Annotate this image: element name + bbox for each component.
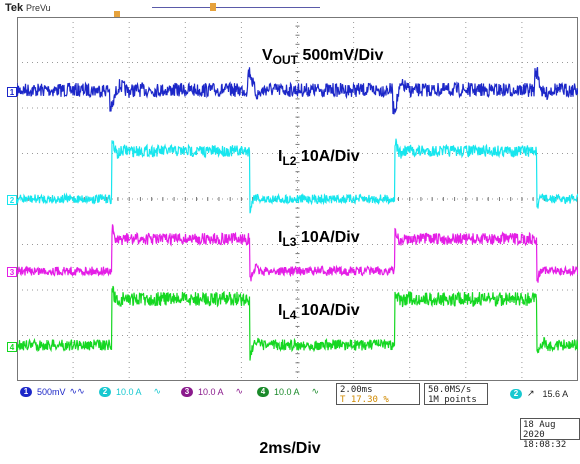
record-position-marker	[210, 3, 216, 11]
coupling-icon: ∿	[153, 386, 162, 396]
acquisition-mode: PreVu	[26, 3, 51, 13]
channel-1-marker: 1	[7, 87, 17, 97]
record-length-bar	[152, 7, 320, 8]
scope-display	[17, 17, 578, 381]
trigger-position-icon: T	[340, 395, 346, 405]
il4-label: IL4 10A/Div	[278, 302, 360, 323]
il3-label: IL3 10A/Div	[278, 229, 360, 250]
channel-2-readout[interactable]: 2 10.0 A ∿	[99, 386, 161, 397]
vout-trace	[17, 67, 578, 115]
rising-edge-icon: ↗	[527, 388, 535, 398]
timebase-label: 2ms/Div	[259, 440, 321, 457]
brand-logo: Tek	[5, 2, 24, 14]
il2-label: IL2 10A/Div	[278, 148, 360, 169]
status-bar: 1 500mV ∿∿ 2 10.0 A ∿ 3 10.0 A ∿ 4 10.0 …	[0, 383, 580, 411]
il3-trace	[17, 224, 578, 283]
il4-trace	[17, 285, 578, 361]
channel-4-readout[interactable]: 4 10.0 A ∿	[257, 386, 319, 397]
channel-3-readout[interactable]: 3 10.0 A ∿	[181, 386, 243, 397]
channel-3-marker: 3	[7, 267, 17, 277]
acquisition-readout[interactable]: 50.0MS/s 1M points	[424, 383, 488, 405]
scope-header: Tek PreVu	[0, 0, 580, 17]
waveform-area	[17, 17, 578, 381]
date-time-readout: 18 Aug 2020 18:08:32	[520, 418, 580, 450]
horizontal-scale-readout[interactable]: 2.00ms T 17.30 %	[336, 383, 420, 405]
channel-4-marker: 4	[7, 342, 17, 352]
vout-label: VOUT 500mV/Div	[262, 47, 384, 68]
coupling-icon: ∿	[311, 386, 320, 396]
coupling-icon: ∿	[235, 386, 244, 396]
bandwidth-icon: ∿∿	[69, 386, 85, 396]
channel-2-marker: 2	[7, 195, 17, 205]
trigger-readout[interactable]: 2 ↗ 15.6 A	[510, 388, 568, 399]
il2-trace	[17, 138, 578, 214]
channel-1-readout[interactable]: 1 500mV ∿∿	[20, 386, 85, 397]
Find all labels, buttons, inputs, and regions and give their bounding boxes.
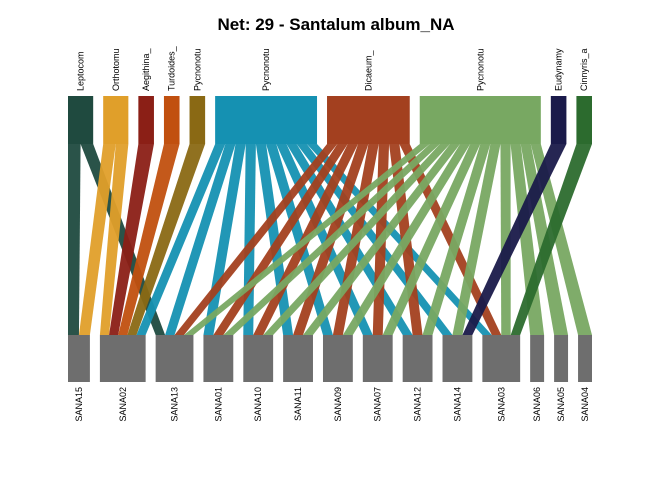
higher-box-4 [189, 96, 206, 144]
lower-box-SANA05 [554, 335, 569, 382]
link-5-SANA13 [165, 144, 236, 335]
lower-box-SANA01 [203, 335, 234, 382]
higher-box-6 [327, 96, 410, 144]
higher-box-5 [215, 96, 318, 144]
link-7-SANA14 [452, 144, 501, 335]
lower-level-boxes: SANA15 SANA02 SANA13 SANA01 SANA10 SANA11 SANA… [68, 335, 592, 422]
lower-label-SANA06: SANA06 [532, 387, 542, 422]
lower-label-SANA15: SANA15 [74, 387, 84, 422]
interaction-links [68, 144, 592, 335]
higher-box-3 [163, 96, 180, 144]
lower-label-SANA05: SANA05 [556, 387, 566, 422]
lower-label-SANA12: SANA12 [413, 387, 423, 422]
lower-box-SANA15 [68, 335, 90, 382]
lower-box-SANA13 [155, 335, 194, 382]
lower-box-SANA14 [442, 335, 473, 382]
higher-label-1: Orthotomu [111, 48, 121, 91]
lower-box-SANA03 [482, 335, 521, 382]
link-5-SANA02 [136, 144, 226, 335]
higher-box-9 [576, 96, 592, 144]
higher-label-5: Pycnonotu [261, 48, 271, 91]
link-7-SANA10 [263, 144, 451, 335]
lower-label-SANA13: SANA13 [170, 387, 180, 422]
link-3-SANA02 [118, 144, 180, 335]
lower-box-SANA06 [530, 335, 545, 382]
higher-label-6: Dicaeum_ [363, 49, 373, 91]
link-6-SANA03 [399, 144, 502, 335]
lower-label-SANA09: SANA09 [333, 387, 343, 422]
lower-box-SANA04 [578, 335, 592, 382]
higher-box-0 [68, 96, 94, 144]
link-7-SANA07 [382, 144, 481, 335]
link-7-SANA09 [342, 144, 471, 335]
higher-box-7 [419, 96, 541, 144]
higher-level-boxes: Leptocom Orthotomu Aegithina_ Turdoides_ Pyc… [68, 45, 592, 144]
link-7-SANA01 [223, 144, 440, 335]
lower-label-SANA04: SANA04 [580, 387, 590, 422]
chart-title: Net: 29 - Santalum album_NA [217, 15, 454, 34]
lower-label-SANA10: SANA10 [253, 387, 263, 422]
lower-box-SANA07 [362, 335, 393, 382]
higher-label-7: Pycnonotu [475, 48, 485, 91]
higher-label-9: Cinnyris_a [579, 48, 589, 91]
higher-box-2 [138, 96, 154, 144]
link-2-SANA02 [109, 144, 154, 335]
link-4-SANA02 [127, 144, 206, 335]
lower-label-SANA03: SANA03 [496, 387, 506, 422]
higher-box-1 [103, 96, 129, 144]
lower-label-SANA01: SANA01 [213, 387, 223, 422]
link-7-SANA04 [530, 144, 592, 335]
link-9-SANA03 [510, 144, 592, 335]
lower-label-SANA07: SANA07 [373, 387, 383, 422]
link-7-SANA13 [183, 144, 430, 335]
lower-box-SANA09 [322, 335, 353, 382]
lower-label-SANA02: SANA02 [118, 387, 128, 422]
lower-label-SANA11: SANA11 [293, 387, 303, 421]
link-7-SANA12 [422, 144, 491, 335]
higher-label-2: Aegithina_ [141, 47, 151, 91]
lower-box-SANA12 [402, 335, 433, 382]
link-1-SANA15 [78, 144, 116, 335]
link-7-SANA11 [303, 144, 461, 335]
link-0-SANA15 [68, 144, 81, 335]
higher-box-8 [550, 96, 567, 144]
link-6-SANA13 [174, 144, 338, 335]
lower-box-SANA02 [99, 335, 146, 382]
higher-label-8: Eudynamy [554, 48, 564, 91]
lower-box-SANA11 [283, 335, 313, 382]
lower-label-SANA14: SANA14 [452, 387, 462, 422]
lower-box-SANA10 [243, 335, 274, 382]
link-1-SANA02 [99, 144, 129, 335]
higher-label-4: Pycnonotu [192, 48, 202, 91]
link-8-SANA14 [462, 144, 567, 335]
link-7-SANA03 [500, 144, 511, 335]
higher-label-0: Leptocom [76, 51, 86, 91]
higher-label-3: Turdoides_ [167, 45, 177, 91]
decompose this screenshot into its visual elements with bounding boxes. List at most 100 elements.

------------------------------------------------------------------------

Exercice proposé>
Montrez toutes les lignes ci-dessus qui contiennent la chaîne « bounding ».

Corrigé détaillé>
Find all labels, buttons, inputs, and regions and give their bounding boxes.
decompose this screenshot into its visual elements with bounding boxes. List at most 100 elements.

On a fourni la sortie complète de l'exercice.